__PROBLEM DETAILS__:
Whenever a line contains the string "into", copy it out of the entries.

__ITEMS__:
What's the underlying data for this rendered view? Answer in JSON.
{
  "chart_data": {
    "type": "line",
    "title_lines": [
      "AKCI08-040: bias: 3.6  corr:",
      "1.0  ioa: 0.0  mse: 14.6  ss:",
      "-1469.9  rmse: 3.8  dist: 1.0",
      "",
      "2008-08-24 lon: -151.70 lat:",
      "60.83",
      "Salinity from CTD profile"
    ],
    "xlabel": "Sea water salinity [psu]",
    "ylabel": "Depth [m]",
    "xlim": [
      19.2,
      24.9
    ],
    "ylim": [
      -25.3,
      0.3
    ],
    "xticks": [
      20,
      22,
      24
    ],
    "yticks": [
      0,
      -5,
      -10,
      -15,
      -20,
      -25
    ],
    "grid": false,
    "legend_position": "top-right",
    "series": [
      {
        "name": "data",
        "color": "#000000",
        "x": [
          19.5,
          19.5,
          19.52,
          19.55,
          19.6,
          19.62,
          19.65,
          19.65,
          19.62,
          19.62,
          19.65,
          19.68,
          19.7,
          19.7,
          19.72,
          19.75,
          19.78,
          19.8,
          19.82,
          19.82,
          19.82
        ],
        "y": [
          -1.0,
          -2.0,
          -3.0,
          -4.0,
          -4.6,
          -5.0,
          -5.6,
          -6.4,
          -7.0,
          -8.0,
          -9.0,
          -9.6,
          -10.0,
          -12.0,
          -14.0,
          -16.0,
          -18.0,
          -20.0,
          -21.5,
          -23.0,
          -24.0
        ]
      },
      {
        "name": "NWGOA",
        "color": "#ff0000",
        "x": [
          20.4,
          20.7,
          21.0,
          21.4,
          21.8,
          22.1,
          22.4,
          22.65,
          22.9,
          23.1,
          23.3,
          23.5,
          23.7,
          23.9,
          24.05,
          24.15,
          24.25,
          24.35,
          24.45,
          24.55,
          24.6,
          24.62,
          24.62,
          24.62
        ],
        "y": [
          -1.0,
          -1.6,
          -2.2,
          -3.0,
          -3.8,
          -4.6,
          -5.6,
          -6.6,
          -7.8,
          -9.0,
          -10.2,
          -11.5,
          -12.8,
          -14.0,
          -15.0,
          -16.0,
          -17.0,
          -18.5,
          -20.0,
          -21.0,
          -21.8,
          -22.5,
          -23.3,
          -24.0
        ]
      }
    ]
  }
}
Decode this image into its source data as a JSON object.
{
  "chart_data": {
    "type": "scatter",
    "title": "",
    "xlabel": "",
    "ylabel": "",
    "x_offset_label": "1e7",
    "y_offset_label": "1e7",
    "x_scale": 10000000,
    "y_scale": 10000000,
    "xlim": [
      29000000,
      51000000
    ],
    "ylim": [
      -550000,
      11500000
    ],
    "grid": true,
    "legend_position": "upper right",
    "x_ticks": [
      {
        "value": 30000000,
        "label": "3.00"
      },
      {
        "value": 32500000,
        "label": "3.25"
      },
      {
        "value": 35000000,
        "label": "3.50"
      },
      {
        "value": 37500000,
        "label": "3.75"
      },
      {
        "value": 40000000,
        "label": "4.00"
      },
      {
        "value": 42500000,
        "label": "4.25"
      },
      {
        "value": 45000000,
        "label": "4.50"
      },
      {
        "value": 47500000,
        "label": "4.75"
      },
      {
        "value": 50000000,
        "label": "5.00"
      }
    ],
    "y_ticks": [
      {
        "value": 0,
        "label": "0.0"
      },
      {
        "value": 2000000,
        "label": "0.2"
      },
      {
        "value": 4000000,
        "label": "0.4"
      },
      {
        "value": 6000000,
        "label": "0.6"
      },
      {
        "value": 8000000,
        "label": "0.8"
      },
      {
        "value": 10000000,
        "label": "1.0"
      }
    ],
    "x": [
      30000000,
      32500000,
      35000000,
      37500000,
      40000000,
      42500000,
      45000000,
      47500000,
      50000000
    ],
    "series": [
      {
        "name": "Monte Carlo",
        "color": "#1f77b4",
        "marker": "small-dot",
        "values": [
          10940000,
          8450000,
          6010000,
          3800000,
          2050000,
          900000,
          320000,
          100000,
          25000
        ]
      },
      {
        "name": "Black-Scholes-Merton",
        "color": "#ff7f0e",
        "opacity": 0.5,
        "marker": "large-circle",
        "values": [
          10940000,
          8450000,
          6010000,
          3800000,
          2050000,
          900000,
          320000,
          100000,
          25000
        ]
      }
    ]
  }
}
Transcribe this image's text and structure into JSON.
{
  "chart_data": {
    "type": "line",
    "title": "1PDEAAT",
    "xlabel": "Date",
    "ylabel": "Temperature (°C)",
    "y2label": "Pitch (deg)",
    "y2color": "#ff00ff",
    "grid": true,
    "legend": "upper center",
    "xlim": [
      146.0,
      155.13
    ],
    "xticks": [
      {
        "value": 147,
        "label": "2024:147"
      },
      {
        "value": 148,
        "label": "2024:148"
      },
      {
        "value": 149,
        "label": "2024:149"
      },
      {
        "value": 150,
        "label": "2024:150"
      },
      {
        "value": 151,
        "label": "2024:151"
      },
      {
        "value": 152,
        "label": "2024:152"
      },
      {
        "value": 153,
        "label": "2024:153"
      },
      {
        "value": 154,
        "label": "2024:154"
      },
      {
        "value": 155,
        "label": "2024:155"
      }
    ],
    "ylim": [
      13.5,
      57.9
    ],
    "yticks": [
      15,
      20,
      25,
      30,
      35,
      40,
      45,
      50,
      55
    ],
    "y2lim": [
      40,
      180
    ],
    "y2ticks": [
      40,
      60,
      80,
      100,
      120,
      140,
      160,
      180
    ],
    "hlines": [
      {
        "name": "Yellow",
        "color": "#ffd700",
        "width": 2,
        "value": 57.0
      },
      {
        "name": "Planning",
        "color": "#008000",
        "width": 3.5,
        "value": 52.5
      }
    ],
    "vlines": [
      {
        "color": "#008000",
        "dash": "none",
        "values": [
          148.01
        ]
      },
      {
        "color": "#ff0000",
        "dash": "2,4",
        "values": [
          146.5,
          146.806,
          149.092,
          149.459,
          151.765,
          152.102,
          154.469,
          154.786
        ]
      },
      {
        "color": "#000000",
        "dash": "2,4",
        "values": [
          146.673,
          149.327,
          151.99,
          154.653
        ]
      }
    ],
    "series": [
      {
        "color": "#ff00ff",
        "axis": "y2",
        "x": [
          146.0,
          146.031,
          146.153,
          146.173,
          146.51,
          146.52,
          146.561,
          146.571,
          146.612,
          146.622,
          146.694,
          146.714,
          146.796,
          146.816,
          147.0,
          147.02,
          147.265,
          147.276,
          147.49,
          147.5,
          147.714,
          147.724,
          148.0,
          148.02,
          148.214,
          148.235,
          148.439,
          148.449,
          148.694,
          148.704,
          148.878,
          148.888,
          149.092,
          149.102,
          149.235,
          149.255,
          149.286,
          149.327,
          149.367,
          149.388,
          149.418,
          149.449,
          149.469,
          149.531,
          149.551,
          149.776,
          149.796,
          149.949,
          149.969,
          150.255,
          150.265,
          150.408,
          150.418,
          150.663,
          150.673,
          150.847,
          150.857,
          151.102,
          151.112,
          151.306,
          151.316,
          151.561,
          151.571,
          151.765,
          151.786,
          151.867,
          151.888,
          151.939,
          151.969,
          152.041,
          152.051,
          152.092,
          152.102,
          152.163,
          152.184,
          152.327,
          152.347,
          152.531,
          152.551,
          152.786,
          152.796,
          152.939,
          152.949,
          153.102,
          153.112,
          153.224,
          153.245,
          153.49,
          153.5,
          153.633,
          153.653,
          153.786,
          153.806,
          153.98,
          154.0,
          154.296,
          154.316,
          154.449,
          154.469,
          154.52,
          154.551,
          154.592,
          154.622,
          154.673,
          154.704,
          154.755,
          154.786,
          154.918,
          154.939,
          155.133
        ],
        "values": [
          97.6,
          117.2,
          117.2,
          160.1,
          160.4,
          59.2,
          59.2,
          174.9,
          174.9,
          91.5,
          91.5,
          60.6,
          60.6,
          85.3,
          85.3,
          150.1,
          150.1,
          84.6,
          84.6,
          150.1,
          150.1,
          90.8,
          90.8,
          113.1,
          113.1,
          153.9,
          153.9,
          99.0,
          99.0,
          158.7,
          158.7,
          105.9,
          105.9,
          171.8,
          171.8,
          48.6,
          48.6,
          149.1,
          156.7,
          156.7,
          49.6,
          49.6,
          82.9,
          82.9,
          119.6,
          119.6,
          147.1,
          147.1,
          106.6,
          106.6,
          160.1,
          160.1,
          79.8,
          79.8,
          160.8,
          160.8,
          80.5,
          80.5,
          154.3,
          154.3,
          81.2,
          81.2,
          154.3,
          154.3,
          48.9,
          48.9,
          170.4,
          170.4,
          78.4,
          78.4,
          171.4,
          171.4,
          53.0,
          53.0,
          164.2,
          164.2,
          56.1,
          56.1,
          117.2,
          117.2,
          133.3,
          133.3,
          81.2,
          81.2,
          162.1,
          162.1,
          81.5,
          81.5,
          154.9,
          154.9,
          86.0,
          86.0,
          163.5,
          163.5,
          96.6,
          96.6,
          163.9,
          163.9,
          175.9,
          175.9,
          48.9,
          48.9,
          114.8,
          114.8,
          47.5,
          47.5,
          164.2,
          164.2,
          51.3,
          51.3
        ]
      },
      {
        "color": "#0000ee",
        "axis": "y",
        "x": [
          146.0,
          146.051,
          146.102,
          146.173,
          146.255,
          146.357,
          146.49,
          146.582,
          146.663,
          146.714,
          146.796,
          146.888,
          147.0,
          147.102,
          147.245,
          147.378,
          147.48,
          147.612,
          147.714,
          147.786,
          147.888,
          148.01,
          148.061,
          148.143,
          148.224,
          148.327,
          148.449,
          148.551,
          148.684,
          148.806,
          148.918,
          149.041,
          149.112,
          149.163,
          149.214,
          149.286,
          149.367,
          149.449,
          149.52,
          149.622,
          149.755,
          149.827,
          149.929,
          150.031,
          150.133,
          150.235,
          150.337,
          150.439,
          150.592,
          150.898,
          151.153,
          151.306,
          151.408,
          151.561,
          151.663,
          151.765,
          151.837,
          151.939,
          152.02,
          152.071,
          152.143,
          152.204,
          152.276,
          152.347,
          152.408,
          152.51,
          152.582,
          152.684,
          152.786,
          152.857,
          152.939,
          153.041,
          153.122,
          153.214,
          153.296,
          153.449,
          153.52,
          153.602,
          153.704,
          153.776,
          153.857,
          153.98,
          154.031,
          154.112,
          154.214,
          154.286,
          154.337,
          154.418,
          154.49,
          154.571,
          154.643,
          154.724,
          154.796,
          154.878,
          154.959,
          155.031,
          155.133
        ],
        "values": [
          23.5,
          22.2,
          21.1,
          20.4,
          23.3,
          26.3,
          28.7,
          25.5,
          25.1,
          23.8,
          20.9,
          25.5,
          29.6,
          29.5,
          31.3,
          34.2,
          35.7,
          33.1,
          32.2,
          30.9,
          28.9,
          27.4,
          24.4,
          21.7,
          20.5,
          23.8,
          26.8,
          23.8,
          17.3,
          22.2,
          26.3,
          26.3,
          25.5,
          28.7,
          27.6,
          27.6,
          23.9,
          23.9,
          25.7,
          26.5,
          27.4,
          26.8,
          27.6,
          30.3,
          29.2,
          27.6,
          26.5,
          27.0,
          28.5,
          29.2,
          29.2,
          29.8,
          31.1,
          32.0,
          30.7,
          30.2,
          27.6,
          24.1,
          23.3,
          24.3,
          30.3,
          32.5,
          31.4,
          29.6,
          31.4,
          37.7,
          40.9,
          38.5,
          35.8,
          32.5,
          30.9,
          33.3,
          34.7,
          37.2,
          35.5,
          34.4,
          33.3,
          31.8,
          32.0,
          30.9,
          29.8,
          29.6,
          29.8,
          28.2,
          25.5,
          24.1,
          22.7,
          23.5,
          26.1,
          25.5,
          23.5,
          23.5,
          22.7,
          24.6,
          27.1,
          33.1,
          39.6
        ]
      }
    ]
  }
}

__SOLVED PROBLEM__:
Decode this image into its source data as a JSON object.
Transcribe this image's text and structure into JSON.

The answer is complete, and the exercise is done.